■ Required work ■
Copy each line below that includes "name".

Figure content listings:
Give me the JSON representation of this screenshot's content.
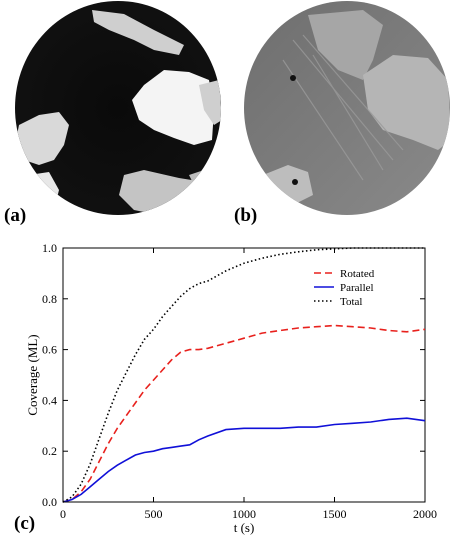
{
  "panels": [
    {
      "label": "(a)",
      "description_icon": "micrograph-circle-dark"
    },
    {
      "label": "(b)",
      "description_icon": "micrograph-circle-gray"
    },
    {
      "label": "(c)"
    }
  ],
  "chart_data": {
    "type": "line",
    "xlabel": "t (s)",
    "ylabel": "Coverage (ML)",
    "xlim": [
      0,
      2000
    ],
    "ylim": [
      0,
      1.0
    ],
    "xticks": [
      0,
      500,
      1000,
      1500,
      2000
    ],
    "xtick_labels": [
      "0",
      "500",
      "1000",
      "1500",
      "2000"
    ],
    "yticks": [
      0,
      0.2,
      0.4,
      0.6,
      0.8,
      1.0
    ],
    "ytick_labels": [
      "0.0",
      "0.2",
      "0.4",
      "0.6",
      "0.8",
      "1.0"
    ],
    "grid": false,
    "legend_position": "top-right",
    "series": [
      {
        "name": "Rotated",
        "color": "#e8211d",
        "style": "dashed",
        "x": [
          0,
          50,
          100,
          150,
          200,
          250,
          300,
          350,
          400,
          450,
          500,
          550,
          600,
          650,
          700,
          750,
          800,
          900,
          1000,
          1100,
          1200,
          1300,
          1400,
          1500,
          1600,
          1700,
          1800,
          1900,
          2000
        ],
        "y": [
          0,
          0.01,
          0.04,
          0.09,
          0.16,
          0.23,
          0.29,
          0.34,
          0.39,
          0.44,
          0.48,
          0.52,
          0.56,
          0.59,
          0.6,
          0.6,
          0.605,
          0.625,
          0.645,
          0.665,
          0.675,
          0.685,
          0.69,
          0.695,
          0.69,
          0.685,
          0.675,
          0.67,
          0.68
        ]
      },
      {
        "name": "Parallel",
        "color": "#1010d8",
        "style": "solid",
        "x": [
          0,
          50,
          100,
          150,
          200,
          250,
          300,
          350,
          400,
          450,
          500,
          550,
          600,
          650,
          700,
          750,
          800,
          900,
          1000,
          1100,
          1200,
          1300,
          1400,
          1500,
          1600,
          1700,
          1800,
          1900,
          2000
        ],
        "y": [
          0,
          0.01,
          0.03,
          0.06,
          0.09,
          0.12,
          0.145,
          0.165,
          0.185,
          0.195,
          0.2,
          0.21,
          0.215,
          0.22,
          0.225,
          0.245,
          0.26,
          0.285,
          0.29,
          0.29,
          0.29,
          0.295,
          0.295,
          0.305,
          0.31,
          0.315,
          0.325,
          0.33,
          0.32
        ]
      },
      {
        "name": "Total",
        "color": "#000000",
        "style": "dotted",
        "x": [
          0,
          50,
          100,
          150,
          200,
          250,
          300,
          350,
          400,
          450,
          500,
          550,
          600,
          650,
          700,
          750,
          800,
          900,
          1000,
          1100,
          1200,
          1300,
          1400,
          1500,
          1600,
          1700,
          1800,
          1900,
          2000
        ],
        "y": [
          0,
          0.02,
          0.07,
          0.15,
          0.25,
          0.35,
          0.44,
          0.51,
          0.58,
          0.64,
          0.68,
          0.73,
          0.77,
          0.81,
          0.84,
          0.86,
          0.87,
          0.91,
          0.94,
          0.96,
          0.975,
          0.985,
          0.993,
          0.997,
          1.0,
          1.0,
          1.0,
          1.0,
          1.0
        ]
      }
    ]
  }
}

■ Written reply ■
        "name": "Rotated",
        "name": "Parallel",
        "name": "Total",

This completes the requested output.